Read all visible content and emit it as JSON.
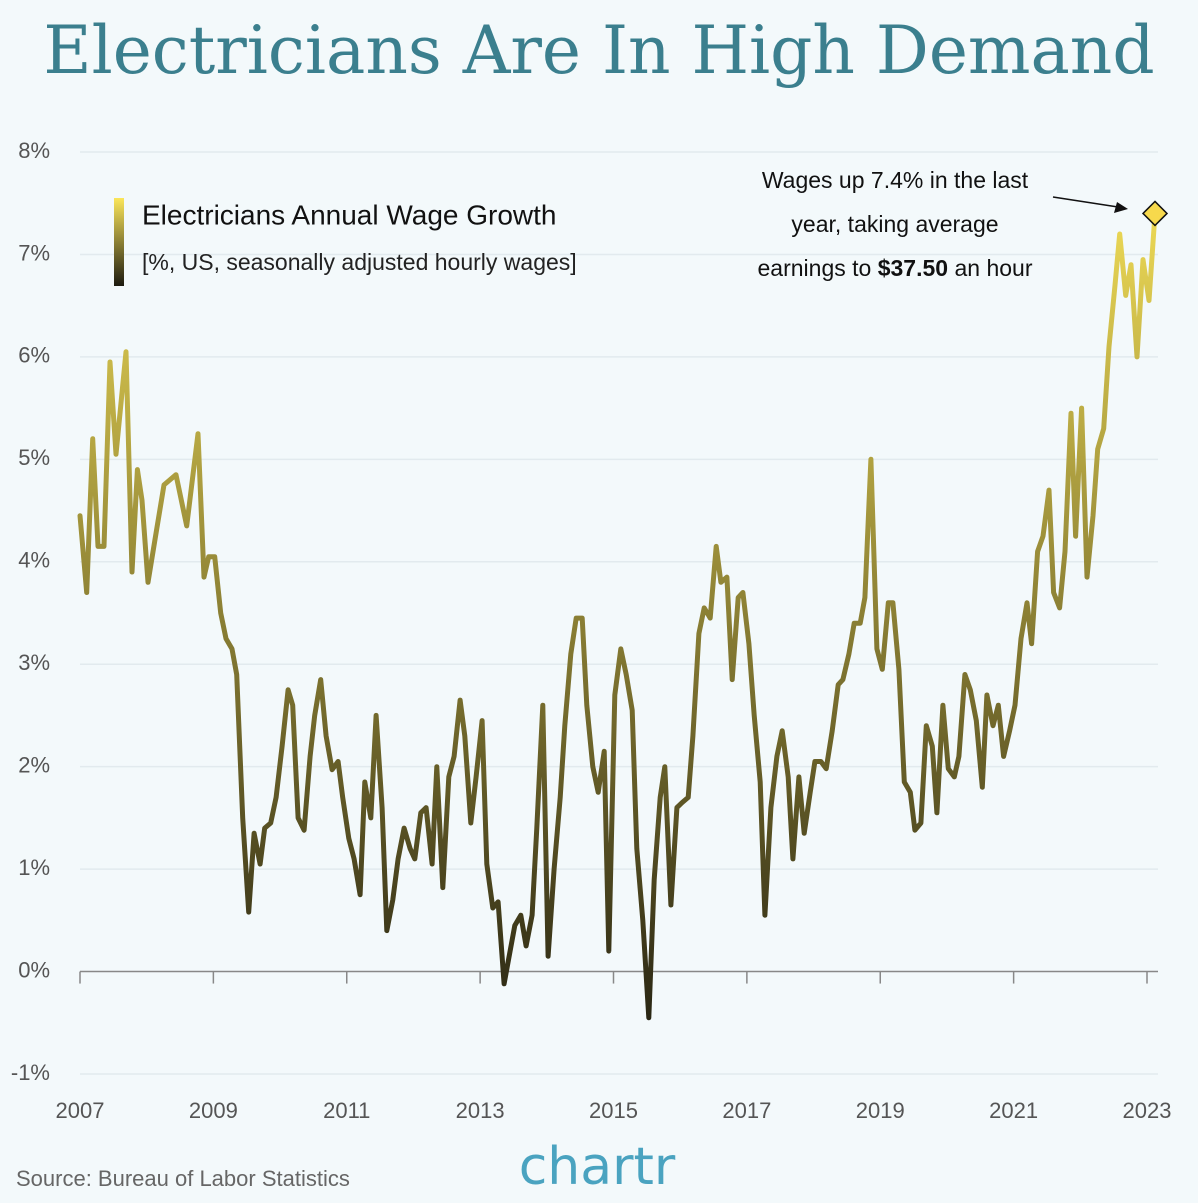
{
  "chart_data": {
    "type": "line",
    "title": "Electricians Are In High Demand",
    "source": "Source: Bureau of Labor Statistics",
    "brand": "chartr",
    "legend_note": "[%, US, seasonally adjusted hourly wages]",
    "annotation": [
      "Wages up 7.4% in the last",
      "year, taking average",
      [
        "earnings to ",
        "$37.50",
        " an hour"
      ]
    ],
    "xlim": [
      2007,
      2023
    ],
    "xticks": [
      2007,
      2009,
      2011,
      2013,
      2015,
      2017,
      2019,
      2021,
      2023
    ],
    "ylim": [
      -1,
      8
    ],
    "yticks": [
      {
        "value": -1,
        "label": "-1%"
      },
      {
        "value": 0,
        "label": "0%"
      },
      {
        "value": 1,
        "label": "1%"
      },
      {
        "value": 2,
        "label": "2%"
      },
      {
        "value": 3,
        "label": "3%"
      },
      {
        "value": 4,
        "label": "4%"
      },
      {
        "value": 5,
        "label": "5%"
      },
      {
        "value": 6,
        "label": "6%"
      },
      {
        "value": 7,
        "label": "7%"
      },
      {
        "value": 8,
        "label": "8%"
      }
    ],
    "grid": true,
    "x": [
      2007.0,
      2007.1,
      2007.19,
      2007.27,
      2007.36,
      2007.45,
      2007.54,
      2007.69,
      2007.78,
      2007.86,
      2007.93,
      2008.02,
      2008.12,
      2008.26,
      2008.44,
      2008.6,
      2008.77,
      2008.86,
      2008.93,
      2009.02,
      2009.11,
      2009.19,
      2009.28,
      2009.35,
      2009.44,
      2009.53,
      2009.61,
      2009.7,
      2009.77,
      2009.86,
      2009.94,
      2010.03,
      2010.12,
      2010.19,
      2010.27,
      2010.36,
      2010.45,
      2010.52,
      2010.61,
      2010.69,
      2010.78,
      2010.87,
      2010.94,
      2011.03,
      2011.11,
      2011.2,
      2011.27,
      2011.36,
      2011.44,
      2011.53,
      2011.6,
      2011.69,
      2011.77,
      2011.86,
      2011.95,
      2012.02,
      2012.11,
      2012.19,
      2012.28,
      2012.35,
      2012.44,
      2012.53,
      2012.61,
      2012.7,
      2012.77,
      2012.86,
      2012.94,
      2013.03,
      2013.1,
      2013.19,
      2013.27,
      2013.36,
      2013.45,
      2013.52,
      2013.61,
      2013.69,
      2013.78,
      2013.85,
      2013.94,
      2014.02,
      2014.11,
      2014.2,
      2014.27,
      2014.36,
      2014.44,
      2014.53,
      2014.6,
      2014.69,
      2014.77,
      2014.86,
      2014.93,
      2015.02,
      2015.11,
      2015.19,
      2015.28,
      2015.35,
      2015.44,
      2015.53,
      2015.61,
      2015.7,
      2015.77,
      2015.86,
      2015.95,
      2016.03,
      2016.12,
      2016.19,
      2016.28,
      2016.36,
      2016.45,
      2016.54,
      2016.61,
      2016.7,
      2016.78,
      2016.87,
      2016.94,
      2017.03,
      2017.11,
      2017.2,
      2017.27,
      2017.36,
      2017.45,
      2017.53,
      2017.62,
      2017.69,
      2017.78,
      2017.86,
      2017.95,
      2018.02,
      2018.11,
      2018.19,
      2018.28,
      2018.37,
      2018.44,
      2018.53,
      2018.61,
      2018.7,
      2018.77,
      2018.86,
      2018.95,
      2019.03,
      2019.12,
      2019.19,
      2019.28,
      2019.36,
      2019.45,
      2019.52,
      2019.61,
      2019.69,
      2019.78,
      2019.85,
      2019.94,
      2020.02,
      2020.11,
      2020.18,
      2020.27,
      2020.35,
      2020.44,
      2020.53,
      2020.6,
      2020.69,
      2020.77,
      2020.85,
      2020.94,
      2021.02,
      2021.11,
      2021.2,
      2021.27,
      2021.36,
      2021.44,
      2021.53,
      2021.6,
      2021.69,
      2021.77,
      2021.86,
      2021.93,
      2022.02,
      2022.1,
      2022.19,
      2022.26,
      2022.35,
      2022.43,
      2022.52,
      2022.59,
      2022.68,
      2022.76,
      2022.85,
      2022.94,
      2023.03,
      2023.12
    ],
    "series": [
      {
        "name": "Electricians Annual Wage Growth",
        "color_scale": [
          "#1c1a0f",
          "#fbe65a"
        ],
        "values": [
          4.45,
          3.7,
          5.2,
          4.15,
          4.15,
          5.95,
          5.05,
          6.05,
          3.9,
          4.9,
          4.6,
          3.8,
          4.2,
          4.75,
          4.85,
          4.35,
          5.25,
          3.85,
          4.05,
          4.05,
          3.5,
          3.25,
          3.15,
          2.9,
          1.5,
          0.58,
          1.35,
          1.05,
          1.4,
          1.45,
          1.7,
          2.2,
          2.75,
          2.6,
          1.5,
          1.38,
          2.1,
          2.5,
          2.85,
          2.3,
          1.97,
          2.05,
          1.7,
          1.3,
          1.1,
          0.75,
          1.85,
          1.5,
          2.5,
          1.6,
          0.4,
          0.7,
          1.1,
          1.4,
          1.2,
          1.1,
          1.55,
          1.6,
          1.05,
          2.0,
          0.82,
          1.9,
          2.1,
          2.65,
          2.3,
          1.45,
          1.9,
          2.45,
          1.05,
          0.62,
          0.68,
          -0.12,
          0.2,
          0.45,
          0.55,
          0.25,
          0.55,
          1.4,
          2.6,
          0.15,
          1.0,
          1.7,
          2.4,
          3.1,
          3.45,
          3.45,
          2.6,
          2.0,
          1.75,
          2.15,
          0.2,
          2.7,
          3.15,
          2.9,
          2.55,
          1.2,
          0.5,
          -0.45,
          0.9,
          1.7,
          2.0,
          0.65,
          1.6,
          1.65,
          1.7,
          2.3,
          3.3,
          3.55,
          3.45,
          4.15,
          3.8,
          3.85,
          2.85,
          3.65,
          3.7,
          3.2,
          2.5,
          1.85,
          0.55,
          1.6,
          2.1,
          2.35,
          1.9,
          1.1,
          1.9,
          1.35,
          1.75,
          2.05,
          2.05,
          1.98,
          2.35,
          2.8,
          2.85,
          3.1,
          3.4,
          3.4,
          3.65,
          5.0,
          3.15,
          2.95,
          3.6,
          3.6,
          2.95,
          1.85,
          1.75,
          1.38,
          1.45,
          2.4,
          2.2,
          1.55,
          2.6,
          1.98,
          1.9,
          2.1,
          2.9,
          2.75,
          2.45,
          1.8,
          2.7,
          2.4,
          2.6,
          2.1,
          2.35,
          2.6,
          3.25,
          3.6,
          3.2,
          4.1,
          4.25,
          4.7,
          3.7,
          3.55,
          4.1,
          5.45,
          4.25,
          5.5,
          3.85,
          4.45,
          5.1,
          5.3,
          6.1,
          6.7,
          7.2,
          6.6,
          6.9,
          6.0,
          6.95,
          6.55,
          7.4
        ]
      }
    ]
  }
}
---+---
▶ [Given task]: Only the number is wanted: how many lines in the data include the string "label"?

▶ [Response]: 10